Data entries:
---+---

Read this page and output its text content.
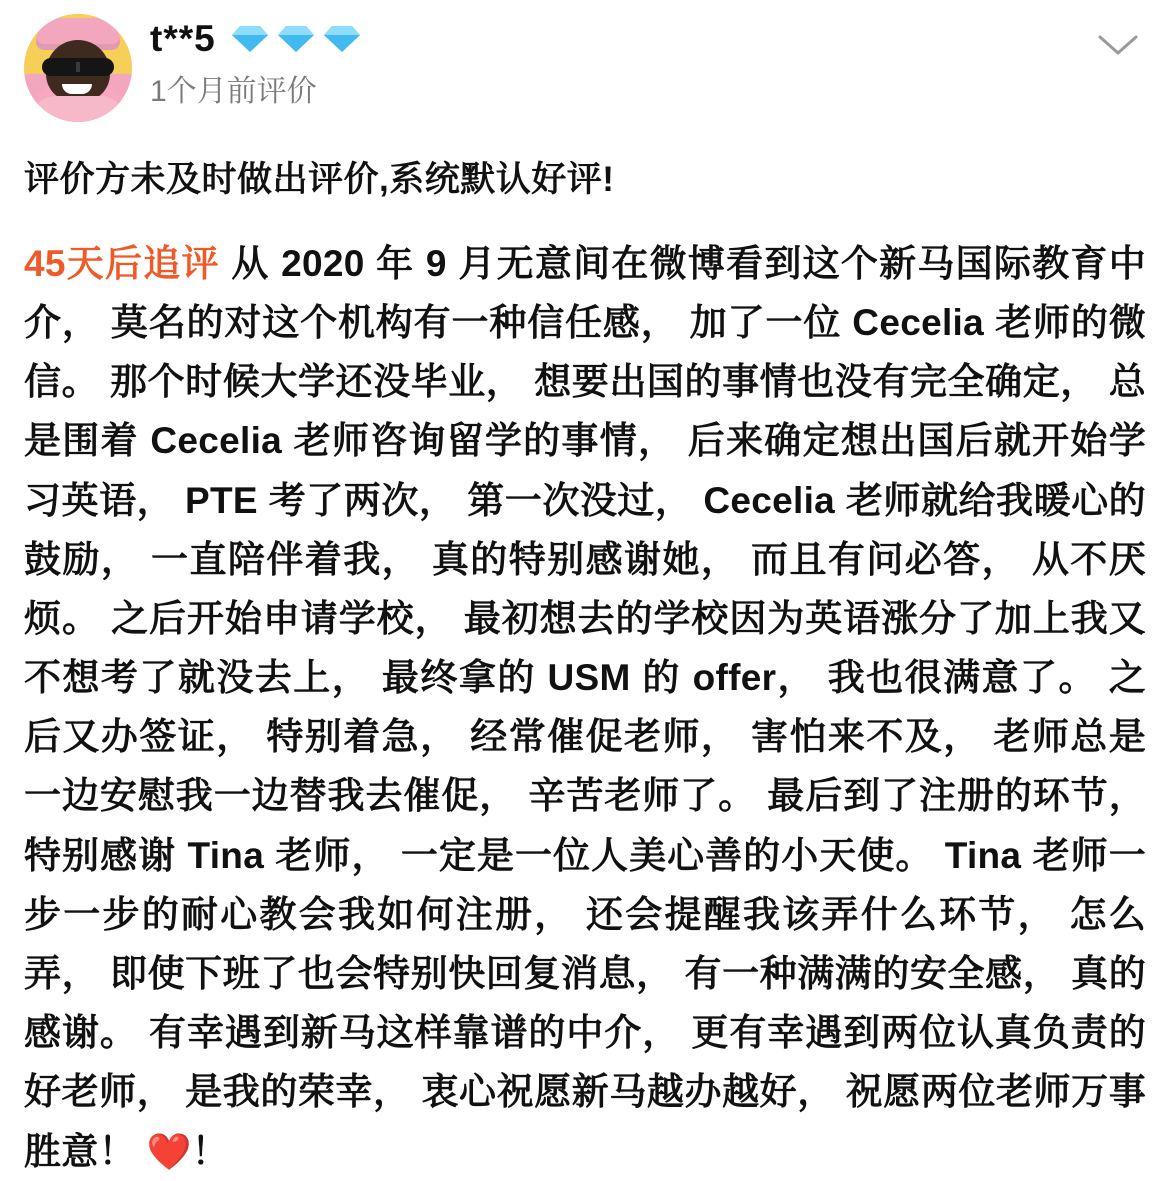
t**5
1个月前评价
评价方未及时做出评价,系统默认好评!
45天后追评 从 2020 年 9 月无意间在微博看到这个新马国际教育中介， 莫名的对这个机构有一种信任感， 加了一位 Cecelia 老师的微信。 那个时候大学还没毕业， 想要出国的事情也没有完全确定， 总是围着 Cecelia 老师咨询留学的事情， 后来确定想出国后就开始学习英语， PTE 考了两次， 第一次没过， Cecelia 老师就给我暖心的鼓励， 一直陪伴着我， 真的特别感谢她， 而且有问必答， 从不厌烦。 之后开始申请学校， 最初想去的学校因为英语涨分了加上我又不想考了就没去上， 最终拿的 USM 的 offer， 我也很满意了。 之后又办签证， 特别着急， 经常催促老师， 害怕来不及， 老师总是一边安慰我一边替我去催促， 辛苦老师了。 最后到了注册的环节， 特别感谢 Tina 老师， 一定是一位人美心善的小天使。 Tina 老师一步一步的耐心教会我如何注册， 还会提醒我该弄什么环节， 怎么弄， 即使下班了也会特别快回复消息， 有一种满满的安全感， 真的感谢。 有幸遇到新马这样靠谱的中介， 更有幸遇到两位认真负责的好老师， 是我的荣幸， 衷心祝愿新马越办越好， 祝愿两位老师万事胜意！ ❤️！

---+---

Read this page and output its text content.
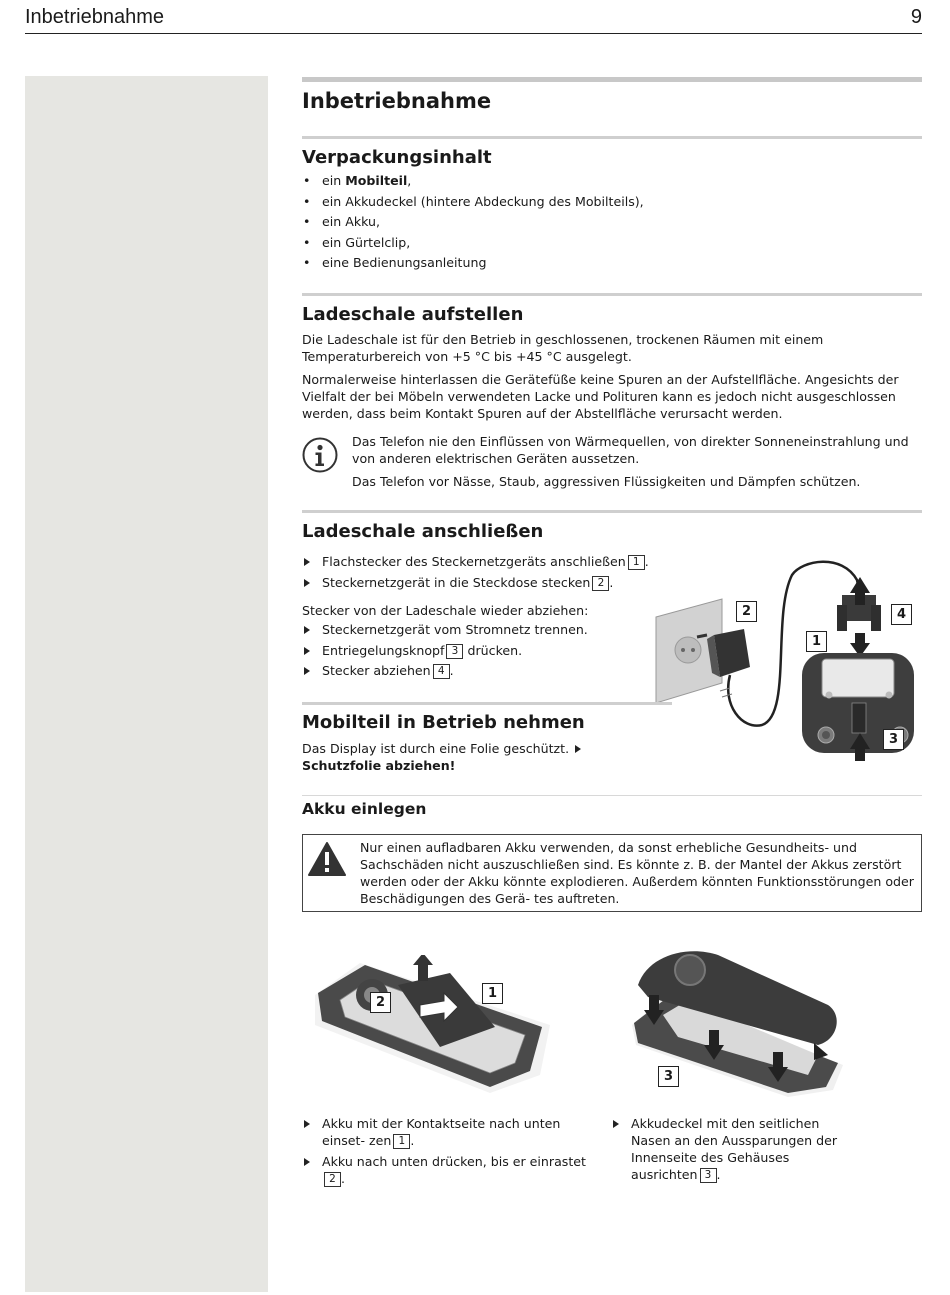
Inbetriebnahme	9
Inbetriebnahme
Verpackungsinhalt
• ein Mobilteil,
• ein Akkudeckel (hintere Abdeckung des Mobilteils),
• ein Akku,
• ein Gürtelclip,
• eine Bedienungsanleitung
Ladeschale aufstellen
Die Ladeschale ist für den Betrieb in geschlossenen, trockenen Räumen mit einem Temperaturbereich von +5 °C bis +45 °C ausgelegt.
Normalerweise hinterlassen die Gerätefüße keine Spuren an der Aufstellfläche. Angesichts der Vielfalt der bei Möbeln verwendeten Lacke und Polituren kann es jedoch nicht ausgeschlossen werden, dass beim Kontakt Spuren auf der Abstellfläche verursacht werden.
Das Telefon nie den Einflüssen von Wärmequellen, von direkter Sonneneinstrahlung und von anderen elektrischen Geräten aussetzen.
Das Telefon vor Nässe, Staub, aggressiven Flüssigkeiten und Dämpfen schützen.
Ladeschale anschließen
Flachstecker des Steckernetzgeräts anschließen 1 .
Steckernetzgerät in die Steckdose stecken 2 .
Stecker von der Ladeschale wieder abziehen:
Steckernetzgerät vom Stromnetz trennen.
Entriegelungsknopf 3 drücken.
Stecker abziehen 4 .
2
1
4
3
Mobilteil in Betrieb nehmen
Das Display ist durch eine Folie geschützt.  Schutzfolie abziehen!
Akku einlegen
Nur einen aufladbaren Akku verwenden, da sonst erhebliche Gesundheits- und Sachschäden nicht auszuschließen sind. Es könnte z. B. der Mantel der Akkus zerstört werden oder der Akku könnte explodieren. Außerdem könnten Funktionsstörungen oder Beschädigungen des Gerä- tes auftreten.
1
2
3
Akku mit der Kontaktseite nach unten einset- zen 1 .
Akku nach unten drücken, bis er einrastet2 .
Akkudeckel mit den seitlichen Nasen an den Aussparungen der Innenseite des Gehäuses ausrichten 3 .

---+---

§ **OBJECTIVE**
Gather up the lines containing the word "unten" from these records and copy them.

§ **ANSWER TO THIS EXERCISE**
Akku mit der Kontaktseite nach unten einset- zen 1 .
Akku nach unten drücken, bis er einrastet2 .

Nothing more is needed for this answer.